◆ **DATASET CONTENT**
== == ==
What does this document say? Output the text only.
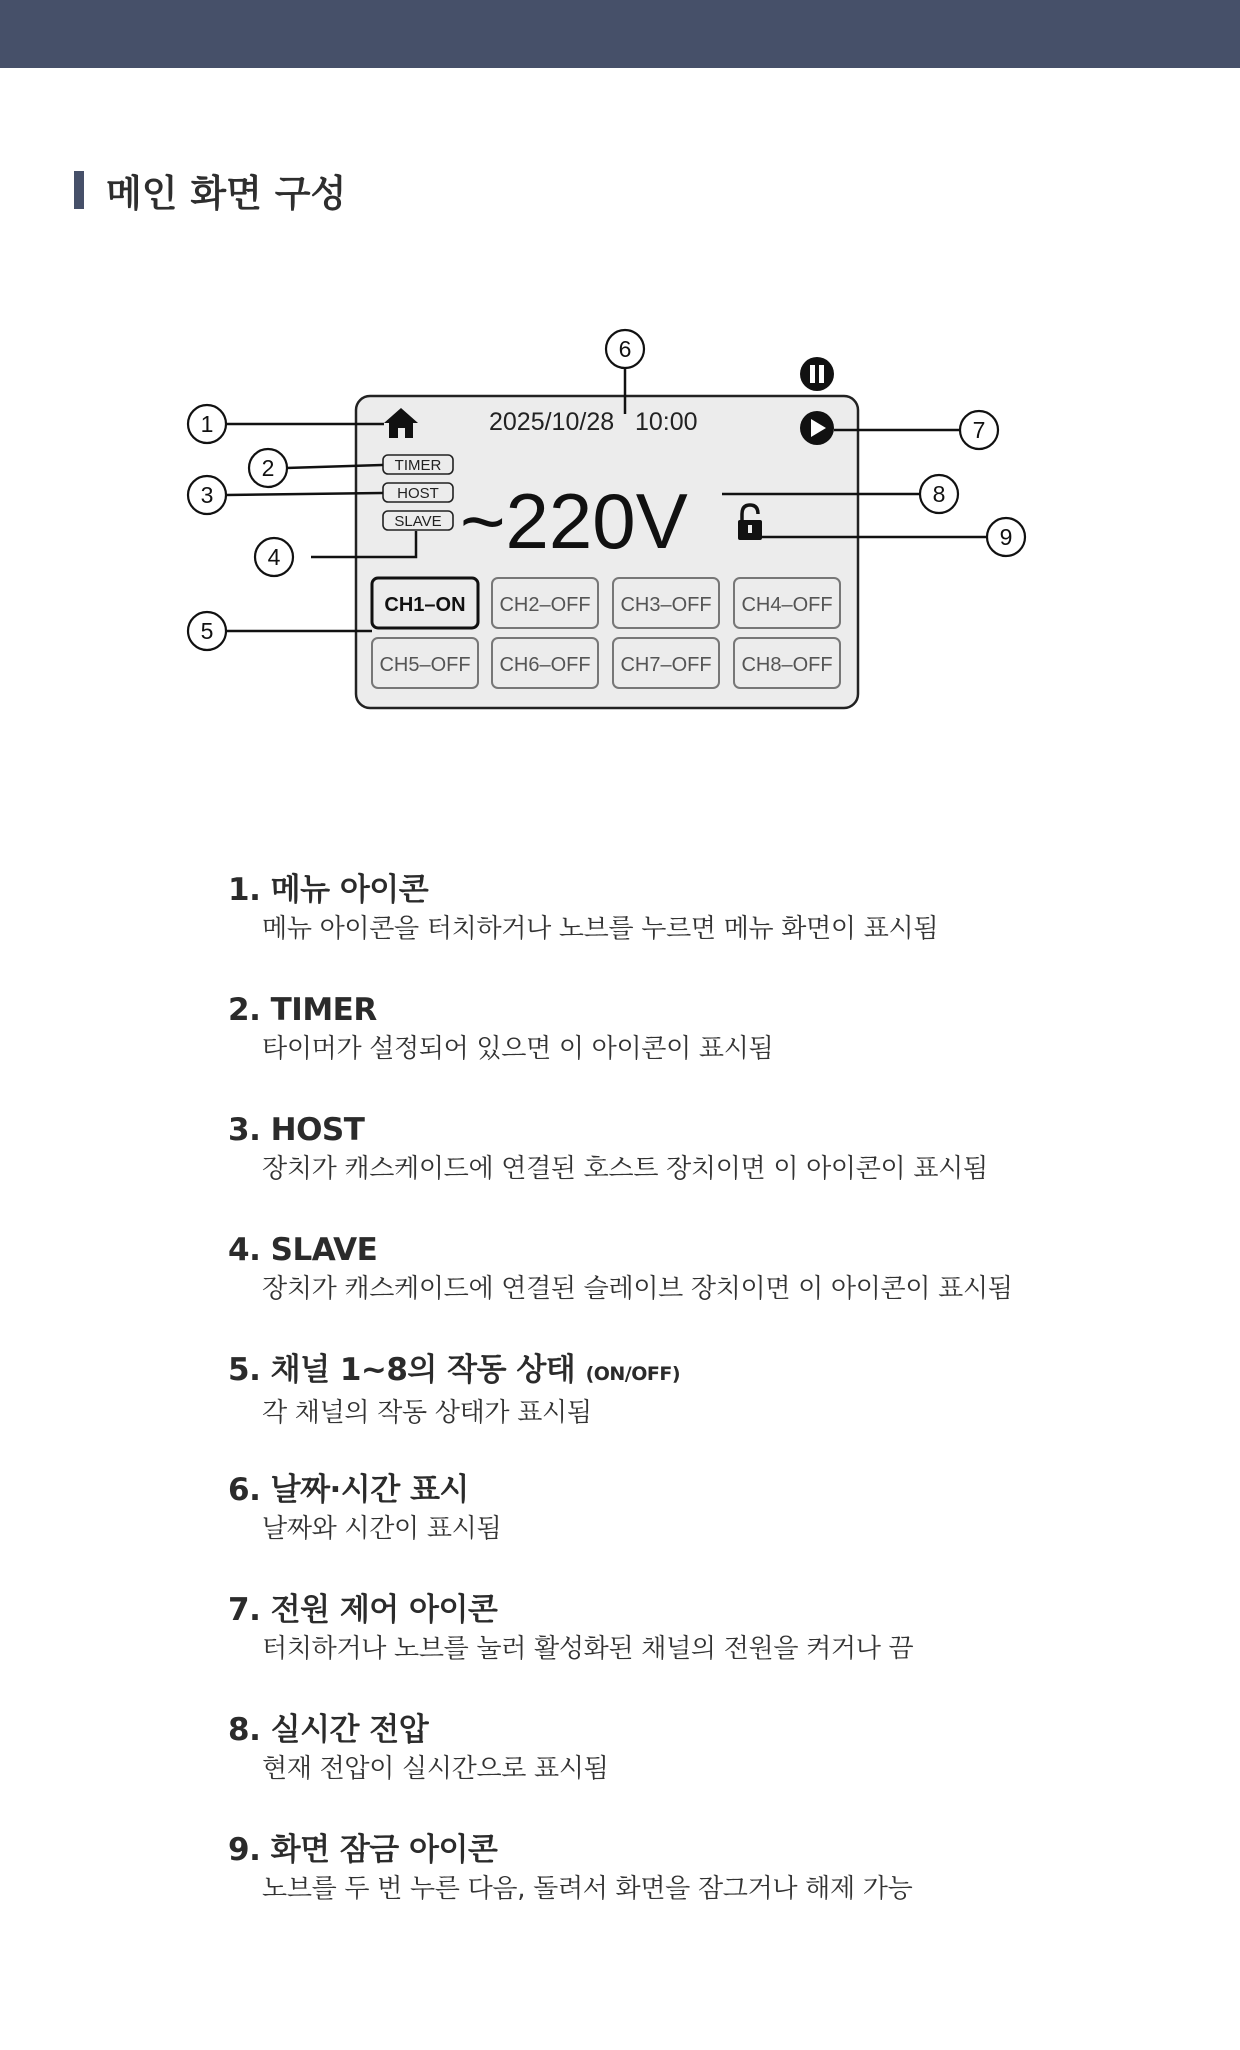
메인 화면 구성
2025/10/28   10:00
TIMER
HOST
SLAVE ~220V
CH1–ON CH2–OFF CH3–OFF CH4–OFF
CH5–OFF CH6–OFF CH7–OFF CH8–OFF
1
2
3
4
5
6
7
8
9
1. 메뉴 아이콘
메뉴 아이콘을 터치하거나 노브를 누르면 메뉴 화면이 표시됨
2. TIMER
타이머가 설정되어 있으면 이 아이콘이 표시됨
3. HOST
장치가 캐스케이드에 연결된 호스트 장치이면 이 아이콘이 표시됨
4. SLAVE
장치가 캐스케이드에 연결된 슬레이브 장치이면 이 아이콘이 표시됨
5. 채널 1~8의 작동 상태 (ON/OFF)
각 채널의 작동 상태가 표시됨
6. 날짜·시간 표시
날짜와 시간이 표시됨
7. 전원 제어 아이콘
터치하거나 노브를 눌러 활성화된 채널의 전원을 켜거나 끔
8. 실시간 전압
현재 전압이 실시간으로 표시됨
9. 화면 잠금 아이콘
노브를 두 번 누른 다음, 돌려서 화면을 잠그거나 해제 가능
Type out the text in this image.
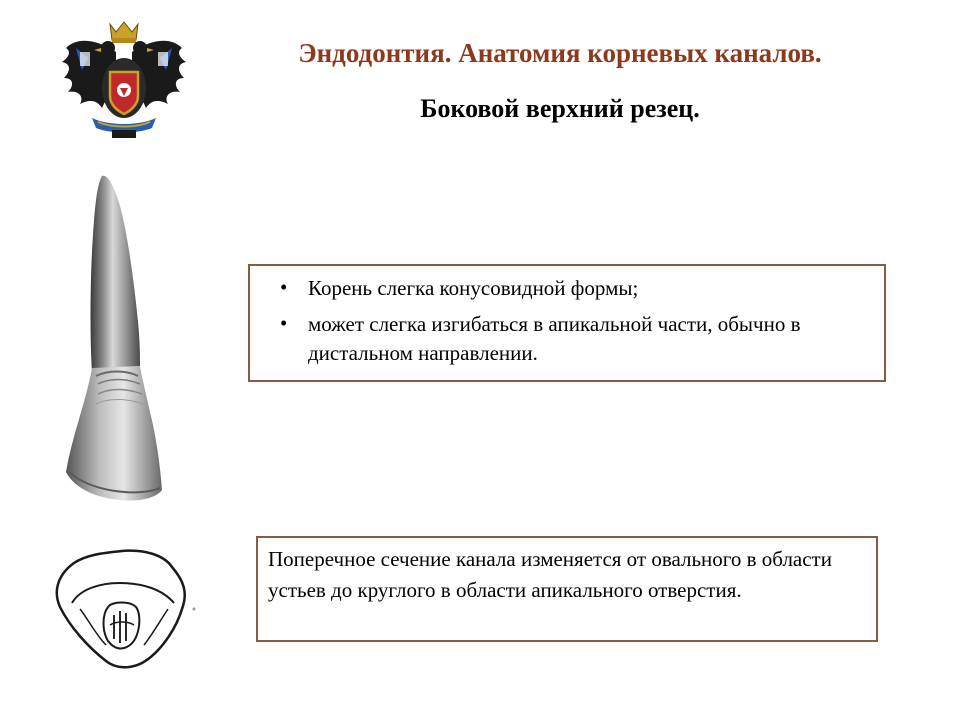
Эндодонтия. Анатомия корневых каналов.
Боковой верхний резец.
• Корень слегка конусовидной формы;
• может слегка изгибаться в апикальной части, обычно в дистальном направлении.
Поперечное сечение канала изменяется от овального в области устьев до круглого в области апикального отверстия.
== == ==
◆ **TASK INSTRUCTIONS**
Exclude the pictures. Write out the remaining data exactly.

◆ **REPLY TO THE EXERCISE**
What does this document say? Output the text only.
메인 화면 구성
2025/10/28   10:00
TIMER
HOST
SLAVE ~220V
CH1–ON CH2–OFF CH3–OFF CH4–OFF
CH5–OFF CH6–OFF CH7–OFF CH8–OFF
1
2
3
4
5
6
7
8
9
1. 메뉴 아이콘
메뉴 아이콘을 터치하거나 노브를 누르면 메뉴 화면이 표시됨
2. TIMER
타이머가 설정되어 있으면 이 아이콘이 표시됨
3. HOST
장치가 캐스케이드에 연결된 호스트 장치이면 이 아이콘이 표시됨
4. SLAVE
장치가 캐스케이드에 연결된 슬레이브 장치이면 이 아이콘이 표시됨
5. 채널 1~8의 작동 상태 (ON/OFF)
각 채널의 작동 상태가 표시됨
6. 날짜·시간 표시
날짜와 시간이 표시됨
7. 전원 제어 아이콘
터치하거나 노브를 눌러 활성화된 채널의 전원을 켜거나 끔
8. 실시간 전압
현재 전압이 실시간으로 표시됨
9. 화면 잠금 아이콘
노브를 두 번 누른 다음, 돌려서 화면을 잠그거나 해제 가능
Type out the text in this image.
Эндодонтия. Анатомия корневых каналов.
Боковой верхний резец.
• Корень слегка конусовидной формы;
• может слегка изгибаться в апикальной части, обычно в дистальном направлении.
Поперечное сечение канала изменяется от овального в области устьев до круглого в области апикального отверстия.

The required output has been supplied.